*STATED PROBLEM:* Output each entry below as it stands, leaving out every picture.

*Saved entries:*
..............................

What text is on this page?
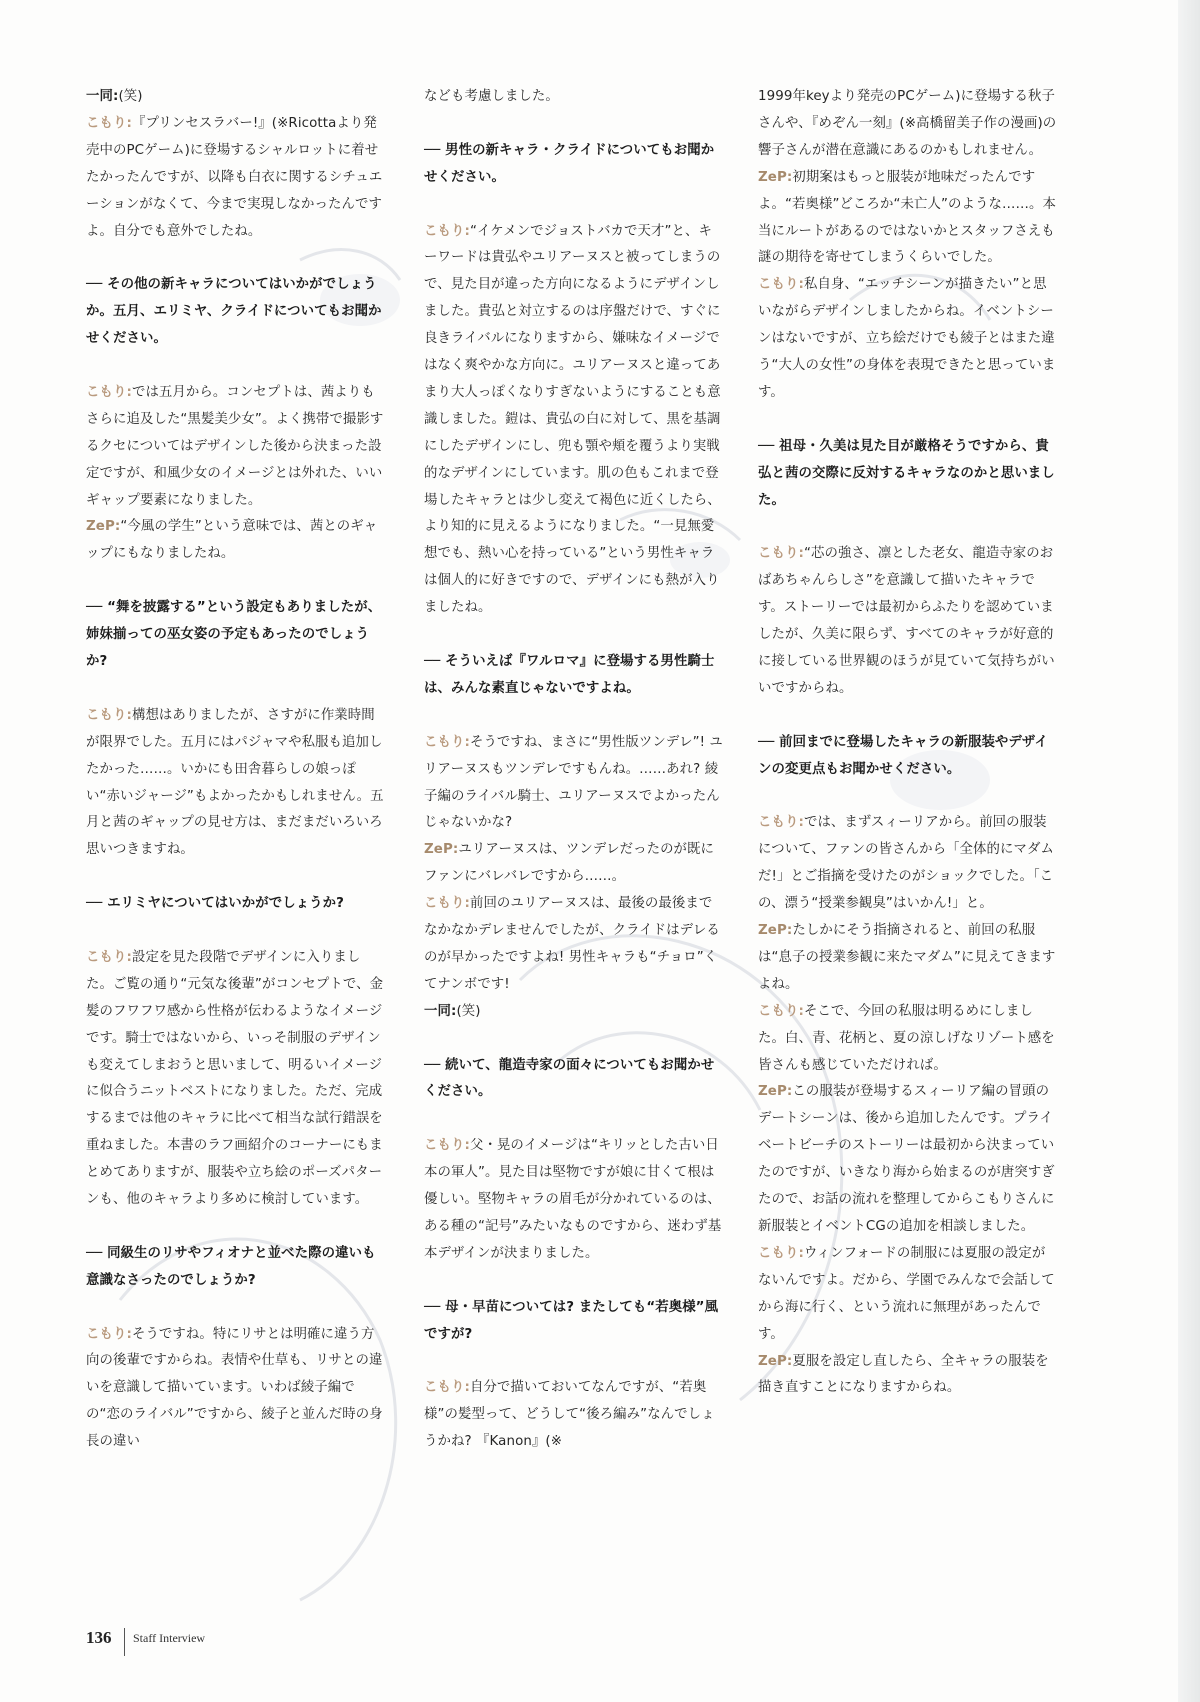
一同:(笑)
こもり:『プリンセスラバー!』(※Ricottaより発売中のPCゲーム)に登場するシャルロットに着せたかったんですが、以降も白衣に関するシチュエーションがなくて、今まで実現しなかったんですよ。自分でも意外でしたね。
── その他の新キャラについてはいかがでしょうか。五月、エリミヤ、クライドについてもお聞かせください。
こもり:では五月から。コンセプトは、茜よりもさらに追及した“黒髪美少女”。よく携帯で撮影するクセについてはデザインした後から決まった設定ですが、和風少女のイメージとは外れた、いいギャップ要素になりました。
ZeP:“今風の学生”という意味では、茜とのギャップにもなりましたね。
── “舞を披露する”という設定もありましたが、姉妹揃っての巫女姿の予定もあったのでしょうか?
こもり:構想はありましたが、さすがに作業時間が限界でした。五月にはパジャマや私服も追加したかった……。いかにも田舎暮らしの娘っぽい“赤いジャージ”もよかったかもしれません。五月と茜のギャップの見せ方は、まだまだいろいろ思いつきますね。
── エリミヤについてはいかがでしょうか?
こもり:設定を見た段階でデザインに入りました。ご覧の通り“元気な後輩”がコンセプトで、金髪のフワフワ感から性格が伝わるようなイメージです。騎士ではないから、いっそ制服のデザインも変えてしまおうと思いまして、明るいイメージに似合うニットベストになりました。ただ、完成するまでは他のキャラに比べて相当な試行錯誤を重ねました。本書のラフ画紹介のコーナーにもまとめてありますが、服装や立ち絵のポーズパターンも、他のキャラより多めに検討しています。
── 同級生のリサやフィオナと並べた際の違いも意識なさったのでしょうか?
こもり:そうですね。特にリサとは明確に違う方向の後輩ですからね。表情や仕草も、リサとの違いを意識して描いています。いわば綾子編での“恋のライバル”ですから、綾子と並んだ時の身長の違い
なども考慮しました。
── 男性の新キャラ・クライドについてもお聞かせください。
こもり:“イケメンでジョストバカで天才”と、キーワードは貴弘やユリアーヌスと被ってしまうので、見た目が違った方向になるようにデザインしました。貴弘と対立するのは序盤だけで、すぐに良きライバルになりますから、嫌味なイメージではなく爽やかな方向に。ユリアーヌスと違ってあまり大人っぽくなりすぎないようにすることも意識しました。鎧は、貴弘の白に対して、黒を基調にしたデザインにし、兜も顎や頬を覆うより実戦的なデザインにしています。肌の色もこれまで登場したキャラとは少し変えて褐色に近くしたら、より知的に見えるようになりました。“一見無愛想でも、熱い心を持っている”という男性キャラは個人的に好きですので、デザインにも熱が入りましたね。
── そういえば『ワルロマ』に登場する男性騎士は、みんな素直じゃないですよね。
こもり:そうですね、まさに“男性版ツンデレ”! ユリアーヌスもツンデレですもんね。……あれ? 綾子編のライバル騎士、ユリアーヌスでよかったんじゃないかな?
ZeP:ユリアーヌスは、ツンデレだったのが既にファンにバレバレですから……。
こもり:前回のユリアーヌスは、最後の最後までなかなかデレませんでしたが、クライドはデレるのが早かったですよね! 男性キャラも“チョロ”くてナンボです!
一同:(笑)
── 続いて、龍造寺家の面々についてもお聞かせください。
こもり:父・晃のイメージは“キリッとした古い日本の軍人”。見た目は堅物ですが娘に甘くて根は優しい。堅物キャラの眉毛が分かれているのは、ある種の“記号”みたいなものですから、迷わず基本デザインが決まりました。
── 母・早苗については? またしても“若奥様”風ですが?
こもり:自分で描いておいてなんですが、“若奥様”の髪型って、どうして“後ろ編み”なんでしょうかね? 『Kanon』(※
1999年keyより発売のPCゲーム)に登場する秋子さんや、『めぞん一刻』(※高橋留美子作の漫画)の響子さんが潜在意識にあるのかもしれません。
ZeP:初期案はもっと服装が地味だったんですよ。“若奥様”どころか“未亡人”のような……。本当にルートがあるのではないかとスタッフさえも謎の期待を寄せてしまうくらいでした。
こもり:私自身、“エッチシーンが描きたい”と思いながらデザインしましたからね。イベントシーンはないですが、立ち絵だけでも綾子とはまた違う“大人の女性”の身体を表現できたと思っています。
── 祖母・久美は見た目が厳格そうですから、貴弘と茜の交際に反対するキャラなのかと思いました。
こもり:“芯の強さ、凛とした老女、龍造寺家のおばあちゃんらしさ”を意識して描いたキャラです。ストーリーでは最初からふたりを認めていましたが、久美に限らず、すべてのキャラが好意的に接している世界観のほうが見ていて気持ちがいいですからね。
── 前回までに登場したキャラの新服装やデザインの変更点もお聞かせください。
こもり:では、まずスィーリアから。前回の服装について、ファンの皆さんから「全体的にマダムだ!」とご指摘を受けたのがショックでした。「この、漂う“授業参観臭”はいかん!」と。
ZeP:たしかにそう指摘されると、前回の私服は“息子の授業参観に来たマダム”に見えてきますよね。
こもり:そこで、今回の私服は明るめにしました。白、青、花柄と、夏の涼しげなリゾート感を皆さんも感じていただければ。
ZeP:この服装が登場するスィーリア編の冒頭のデートシーンは、後から追加したんです。プライベートビーチのストーリーは最初から決まっていたのですが、いきなり海から始まるのが唐突すぎたので、お話の流れを整理してからこもりさんに新服装とイベントCGの追加を相談しました。
こもり:ウィンフォードの制服には夏服の設定がないんですよ。だから、学園でみんなで会話してから海に行く、という流れに無理があったんです。
ZeP:夏服を設定し直したら、全キャラの服装を描き直すことになりますからね。
136 Staff Interview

..............................

*PROBLEM SOLUTION:*
What text is on this page?
一同:(笑)
こもり:『プリンセスラバー!』(※Ricottaより発売中のPCゲーム)に登場するシャルロットに着せたかったんですが、以降も白衣に関するシチュエーションがなくて、今まで実現しなかったんですよ。自分でも意外でしたね。
── その他の新キャラについてはいかがでしょうか。五月、エリミヤ、クライドについてもお聞かせください。
こもり:では五月から。コンセプトは、茜よりもさらに追及した“黒髪美少女”。よく携帯で撮影するクセについてはデザインした後から決まった設定ですが、和風少女のイメージとは外れた、いいギャップ要素になりました。
ZeP:“今風の学生”という意味では、茜とのギャップにもなりましたね。
── “舞を披露する”という設定もありましたが、姉妹揃っての巫女姿の予定もあったのでしょうか?
こもり:構想はありましたが、さすがに作業時間が限界でした。五月にはパジャマや私服も追加したかった……。いかにも田舎暮らしの娘っぽい“赤いジャージ”もよかったかもしれません。五月と茜のギャップの見せ方は、まだまだいろいろ思いつきますね。
── エリミヤについてはいかがでしょうか?
こもり:設定を見た段階でデザインに入りました。ご覧の通り“元気な後輩”がコンセプトで、金髪のフワフワ感から性格が伝わるようなイメージです。騎士ではないから、いっそ制服のデザインも変えてしまおうと思いまして、明るいイメージに似合うニットベストになりました。ただ、完成するまでは他のキャラに比べて相当な試行錯誤を重ねました。本書のラフ画紹介のコーナーにもまとめてありますが、服装や立ち絵のポーズパターンも、他のキャラより多めに検討しています。
── 同級生のリサやフィオナと並べた際の違いも意識なさったのでしょうか?
こもり:そうですね。特にリサとは明確に違う方向の後輩ですからね。表情や仕草も、リサとの違いを意識して描いています。いわば綾子編での“恋のライバル”ですから、綾子と並んだ時の身長の違い
なども考慮しました。
── 男性の新キャラ・クライドについてもお聞かせください。
こもり:“イケメンでジョストバカで天才”と、キーワードは貴弘やユリアーヌスと被ってしまうので、見た目が違った方向になるようにデザインしました。貴弘と対立するのは序盤だけで、すぐに良きライバルになりますから、嫌味なイメージではなく爽やかな方向に。ユリアーヌスと違ってあまり大人っぽくなりすぎないようにすることも意識しました。鎧は、貴弘の白に対して、黒を基調にしたデザインにし、兜も顎や頬を覆うより実戦的なデザインにしています。肌の色もこれまで登場したキャラとは少し変えて褐色に近くしたら、より知的に見えるようになりました。“一見無愛想でも、熱い心を持っている”という男性キャラは個人的に好きですので、デザインにも熱が入りましたね。
── そういえば『ワルロマ』に登場する男性騎士は、みんな素直じゃないですよね。
こもり:そうですね、まさに“男性版ツンデレ”! ユリアーヌスもツンデレですもんね。……あれ? 綾子編のライバル騎士、ユリアーヌスでよかったんじゃないかな?
ZeP:ユリアーヌスは、ツンデレだったのが既にファンにバレバレですから……。
こもり:前回のユリアーヌスは、最後の最後までなかなかデレませんでしたが、クライドはデレるのが早かったですよね! 男性キャラも“チョロ”くてナンボです!
一同:(笑)
── 続いて、龍造寺家の面々についてもお聞かせください。
こもり:父・晃のイメージは“キリッとした古い日本の軍人”。見た目は堅物ですが娘に甘くて根は優しい。堅物キャラの眉毛が分かれているのは、ある種の“記号”みたいなものですから、迷わず基本デザインが決まりました。
── 母・早苗については? またしても“若奥様”風ですが?
こもり:自分で描いておいてなんですが、“若奥様”の髪型って、どうして“後ろ編み”なんでしょうかね? 『Kanon』(※
1999年keyより発売のPCゲーム)に登場する秋子さんや、『めぞん一刻』(※高橋留美子作の漫画)の響子さんが潜在意識にあるのかもしれません。
ZeP:初期案はもっと服装が地味だったんですよ。“若奥様”どころか“未亡人”のような……。本当にルートがあるのではないかとスタッフさえも謎の期待を寄せてしまうくらいでした。
こもり:私自身、“エッチシーンが描きたい”と思いながらデザインしましたからね。イベントシーンはないですが、立ち絵だけでも綾子とはまた違う“大人の女性”の身体を表現できたと思っています。
── 祖母・久美は見た目が厳格そうですから、貴弘と茜の交際に反対するキャラなのかと思いました。
こもり:“芯の強さ、凛とした老女、龍造寺家のおばあちゃんらしさ”を意識して描いたキャラです。ストーリーでは最初からふたりを認めていましたが、久美に限らず、すべてのキャラが好意的に接している世界観のほうが見ていて気持ちがいいですからね。
── 前回までに登場したキャラの新服装やデザインの変更点もお聞かせください。
こもり:では、まずスィーリアから。前回の服装について、ファンの皆さんから「全体的にマダムだ!」とご指摘を受けたのがショックでした。「この、漂う“授業参観臭”はいかん!」と。
ZeP:たしかにそう指摘されると、前回の私服は“息子の授業参観に来たマダム”に見えてきますよね。
こもり:そこで、今回の私服は明るめにしました。白、青、花柄と、夏の涼しげなリゾート感を皆さんも感じていただければ。
ZeP:この服装が登場するスィーリア編の冒頭のデートシーンは、後から追加したんです。プライベートビーチのストーリーは最初から決まっていたのですが、いきなり海から始まるのが唐突すぎたので、お話の流れを整理してからこもりさんに新服装とイベントCGの追加を相談しました。
こもり:ウィンフォードの制服には夏服の設定がないんですよ。だから、学園でみんなで会話してから海に行く、という流れに無理があったんです。
ZeP:夏服を設定し直したら、全キャラの服装を描き直すことになりますからね。
136 Staff Interview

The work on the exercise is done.